OBJECTIVE: Assemble all lines in which the string "name" appears.

Records from a collection of figures:

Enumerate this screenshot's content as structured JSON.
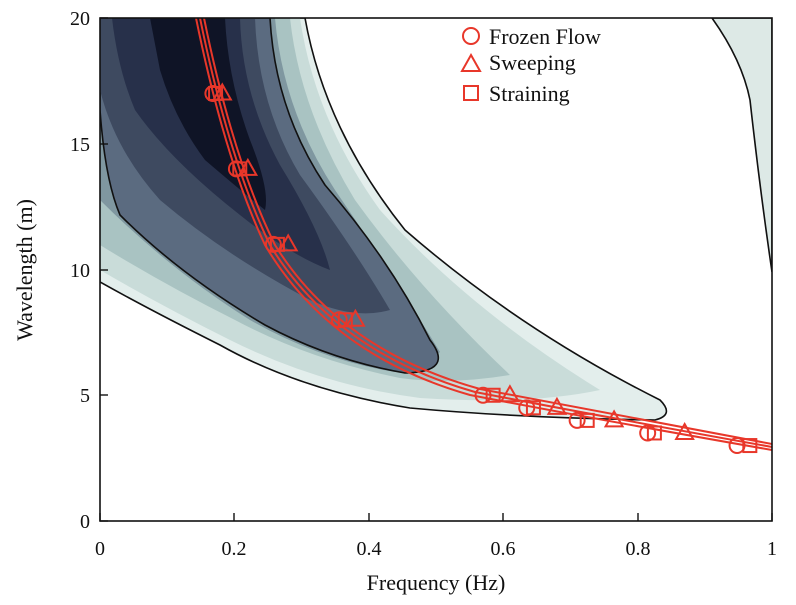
{
  "chart_data": {
    "type": "line",
    "xlabel": "Frequency (Hz)",
    "ylabel": "Wavelength (m)",
    "xlim": [
      0,
      1
    ],
    "ylim": [
      0,
      20
    ],
    "xticks": [
      "0",
      "0.2",
      "0.4",
      "0.6",
      "0.8",
      "1"
    ],
    "yticks": [
      "0",
      "5",
      "10",
      "15",
      "20"
    ],
    "legend_position": "top-right",
    "grid": false,
    "colors": {
      "marker_color": "#e8372a",
      "contour_dark": "#0e1424",
      "contour_light": "#e6f0ee",
      "contour_line": "#111111"
    },
    "series": [
      {
        "name": "Frozen Flow",
        "marker": "circle",
        "points": [
          {
            "x": 0.168,
            "y": 17.0
          },
          {
            "x": 0.203,
            "y": 14.0
          },
          {
            "x": 0.258,
            "y": 11.0
          },
          {
            "x": 0.356,
            "y": 8.0
          },
          {
            "x": 0.57,
            "y": 5.0
          },
          {
            "x": 0.635,
            "y": 4.5
          },
          {
            "x": 0.71,
            "y": 4.0
          },
          {
            "x": 0.815,
            "y": 3.5
          },
          {
            "x": 0.948,
            "y": 3.0
          }
        ]
      },
      {
        "name": "Sweeping",
        "marker": "triangle",
        "points": [
          {
            "x": 0.182,
            "y": 17.0
          },
          {
            "x": 0.22,
            "y": 14.0
          },
          {
            "x": 0.28,
            "y": 11.0
          },
          {
            "x": 0.38,
            "y": 8.0
          },
          {
            "x": 0.61,
            "y": 5.0
          },
          {
            "x": 0.68,
            "y": 4.5
          },
          {
            "x": 0.765,
            "y": 4.0
          },
          {
            "x": 0.87,
            "y": 3.5
          }
        ]
      },
      {
        "name": "Straining",
        "marker": "square",
        "points": [
          {
            "x": 0.172,
            "y": 17.0
          },
          {
            "x": 0.208,
            "y": 14.0
          },
          {
            "x": 0.264,
            "y": 11.0
          },
          {
            "x": 0.365,
            "y": 8.0
          },
          {
            "x": 0.585,
            "y": 5.0
          },
          {
            "x": 0.645,
            "y": 4.5
          },
          {
            "x": 0.725,
            "y": 4.0
          },
          {
            "x": 0.825,
            "y": 3.5
          },
          {
            "x": 0.967,
            "y": 3.0
          }
        ]
      }
    ]
  }
}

RESPONSE:
        "name": "Frozen Flow",
        "name": "Sweeping",
        "name": "Straining",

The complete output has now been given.